— BEGIN —
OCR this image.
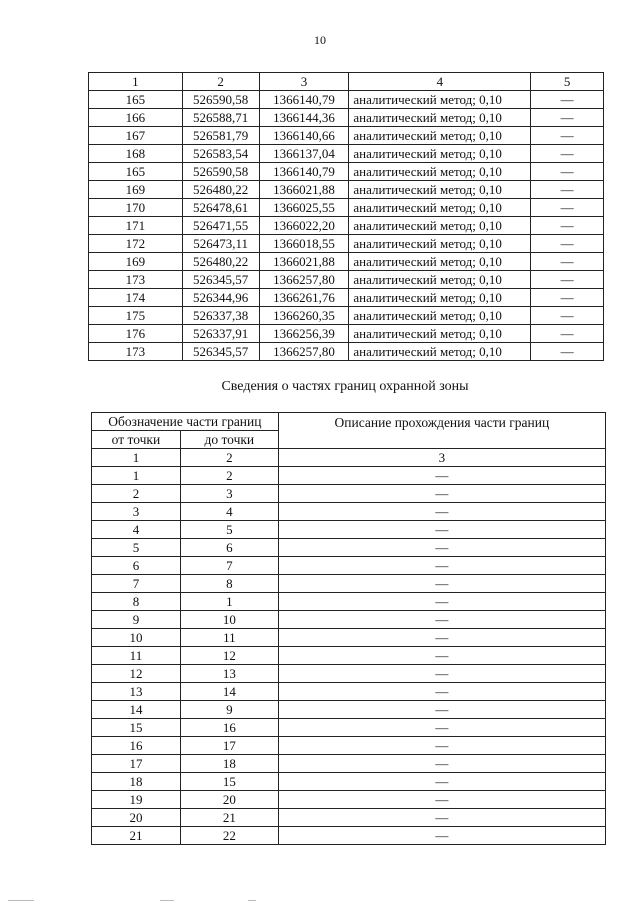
10
1	2	3	4	5
165	526590,58	1366140,79	аналитический метод; 0,10	—
166	526588,71	1366144,36	аналитический метод; 0,10	—
167	526581,79	1366140,66	аналитический метод; 0,10	—
168	526583,54	1366137,04	аналитический метод; 0,10	—
165	526590,58	1366140,79	аналитический метод; 0,10	—
169	526480,22	1366021,88	аналитический метод; 0,10	—
170	526478,61	1366025,55	аналитический метод; 0,10	—
171	526471,55	1366022,20	аналитический метод; 0,10	—
172	526473,11	1366018,55	аналитический метод; 0,10	—
169	526480,22	1366021,88	аналитический метод; 0,10	—
173	526345,57	1366257,80	аналитический метод; 0,10	—
174	526344,96	1366261,76	аналитический метод; 0,10	—
175	526337,38	1366260,35	аналитический метод; 0,10	—
176	526337,91	1366256,39	аналитический метод; 0,10	—
173	526345,57	1366257,80	аналитический метод; 0,10	—
Сведения о частях границ охранной зоны
Обозначение части границ		Описание прохождения части границ
от точки	до точки	
1	2	3
1	2	—
2	3	—
3	4	—
4	5	—
5	6	—
6	7	—
7	8	—
8	1	—
9	10	—
10	11	—
11	12	—
12	13	—
13	14	—
14	9	—
15	16	—
16	17	—
17	18	—
18	15	—
19	20	—
20	21	—
21	22	—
— END —
*EXERCISE GOAL*
Determine how many lines of the listing above include the word "границ", and report that number only.

*IN RESPONSE*
2